| AIM |
Work through the data below line by line and say how many lines hold "also"; give only the number.

| GIVEN INFORMATION |

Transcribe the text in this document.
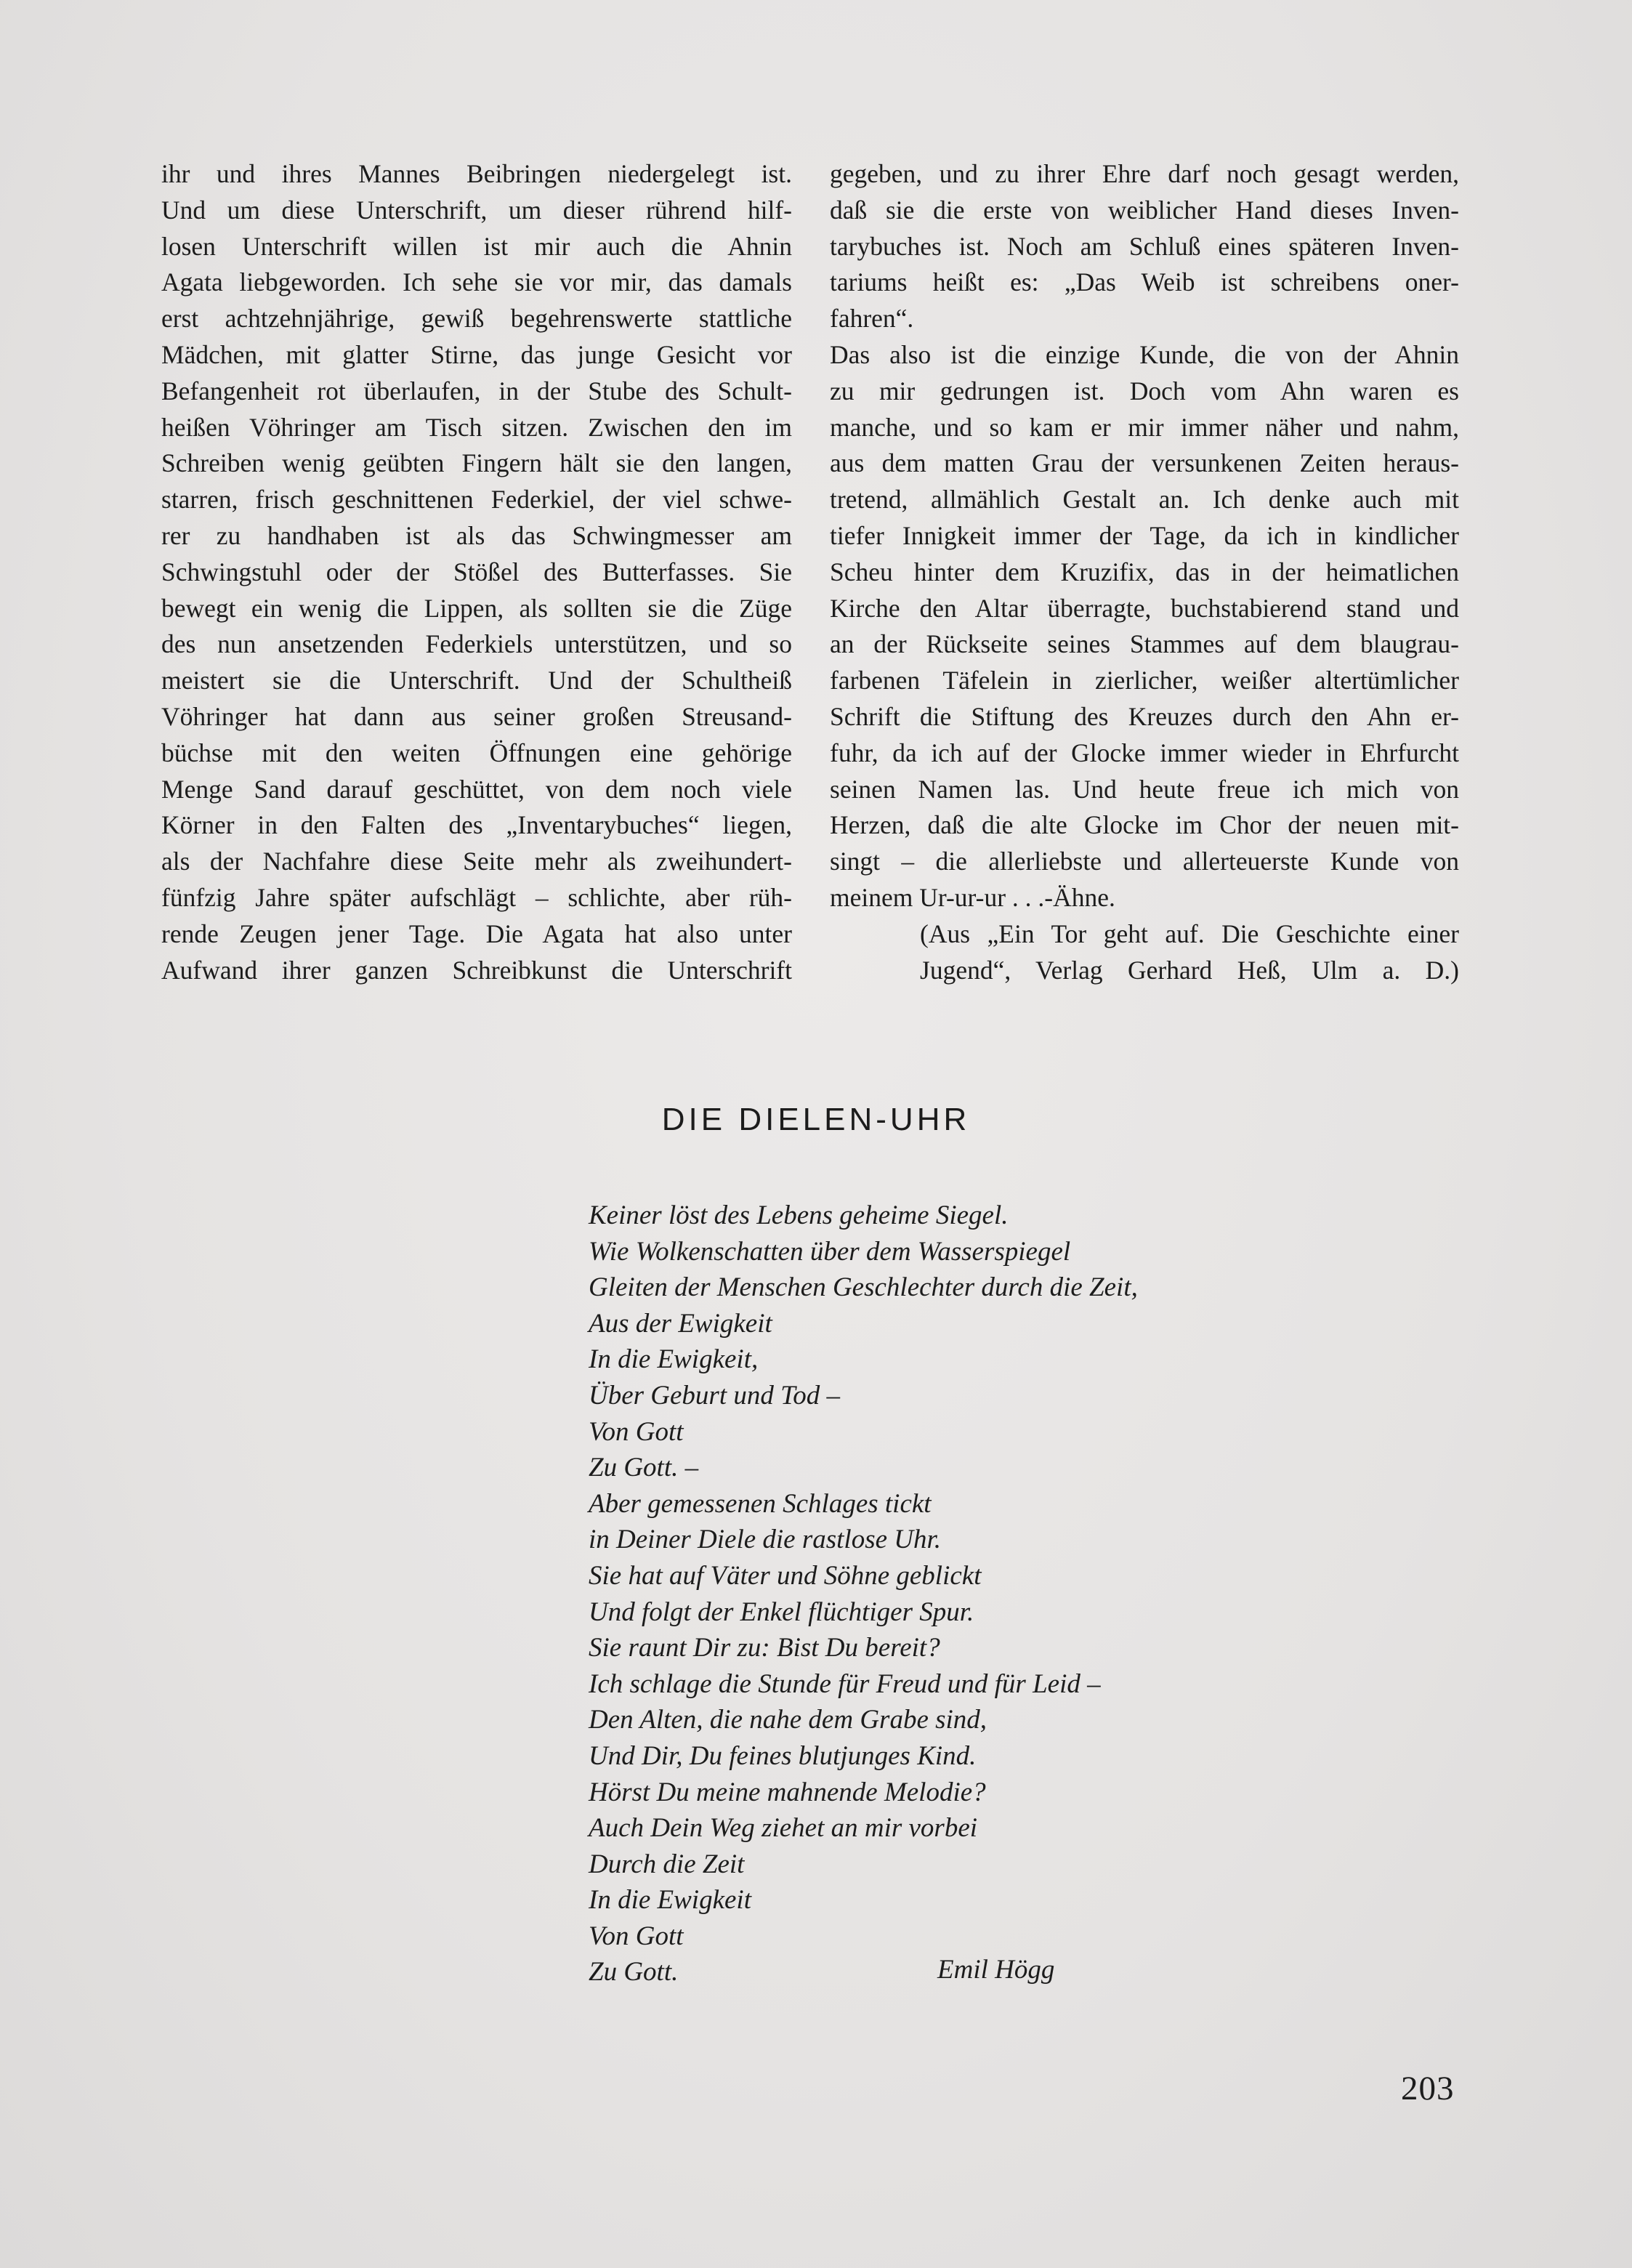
ihr und ihres Mannes Beibringen niedergelegt ist.
Und um diese Unterschrift, um dieser rührend hilf-
losen Unterschrift willen ist mir auch die Ahnin
Agata liebgeworden. Ich sehe sie vor mir, das damals
erst achtzehnjährige, gewiß begehrenswerte stattliche
Mädchen, mit glatter Stirne, das junge Gesicht vor
Befangenheit rot überlaufen, in der Stube des Schult-
heißen Vöhringer am Tisch sitzen. Zwischen den im
Schreiben wenig geübten Fingern hält sie den langen,
starren, frisch geschnittenen Federkiel, der viel schwe-
rer zu handhaben ist als das Schwingmesser am
Schwingstuhl oder der Stößel des Butterfasses. Sie
bewegt ein wenig die Lippen, als sollten sie die Züge
des nun ansetzenden Federkiels unterstützen, und so
meistert sie die Unterschrift. Und der Schultheiß
Vöhringer hat dann aus seiner großen Streusand-
büchse mit den weiten Öffnungen eine gehörige
Menge Sand darauf geschüttet, von dem noch viele
Körner in den Falten des „Inventarybuches“ liegen,
als der Nachfahre diese Seite mehr als zweihundert-
fünfzig Jahre später aufschlägt – schlichte, aber rüh-
rende Zeugen jener Tage. Die Agata hat also unter
Aufwand ihrer ganzen Schreibkunst die Unterschrift
gegeben, und zu ihrer Ehre darf noch gesagt werden,
daß sie die erste von weiblicher Hand dieses Inven-
tarybuches ist. Noch am Schluß eines späteren Inven-
tariums heißt es: „Das Weib ist schreibens oner-
fahren“.
Das also ist die einzige Kunde, die von der Ahnin
zu mir gedrungen ist. Doch vom Ahn waren es
manche, und so kam er mir immer näher und nahm,
aus dem matten Grau der versunkenen Zeiten heraus-
tretend, allmählich Gestalt an. Ich denke auch mit
tiefer Innigkeit immer der Tage, da ich in kindlicher
Scheu hinter dem Kruzifix, das in der heimatlichen
Kirche den Altar überragte, buchstabierend stand und
an der Rückseite seines Stammes auf dem blaugrau-
farbenen Täfelein in zierlicher, weißer altertümlicher
Schrift die Stiftung des Kreuzes durch den Ahn er-
fuhr, da ich auf der Glocke immer wieder in Ehrfurcht
seinen Namen las. Und heute freue ich mich von
Herzen, daß die alte Glocke im Chor der neuen mit-
singt – die allerliebste und allerteuerste Kunde von
meinem Ur-ur-ur . . .-Ähne.
(Aus „Ein Tor geht auf. Die Geschichte einer
Jugend“, Verlag Gerhard Heß, Ulm a. D.)
DIE DIELEN-UHR
Keiner löst des Lebens geheime Siegel.
Wie Wolkenschatten über dem Wasserspiegel
Gleiten der Menschen Geschlechter durch die Zeit,
Aus der Ewigkeit
In die Ewigkeit,
Über Geburt und Tod –
Von Gott
Zu Gott. –
Aber gemessenen Schlages tickt
in Deiner Diele die rastlose Uhr.
Sie hat auf Väter und Söhne geblickt
Und folgt der Enkel flüchtiger Spur.
Sie raunt Dir zu: Bist Du bereit?
Ich schlage die Stunde für Freud und für Leid –
Den Alten, die nahe dem Grabe sind,
Und Dir, Du feines blutjunges Kind.
Hörst Du meine mahnende Melodie?
Auch Dein Weg ziehet an mir vorbei
Durch die Zeit
In die Ewigkeit
Von Gott
Zu Gott.	Emil Högg
203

| OUTPUT BELOW |
2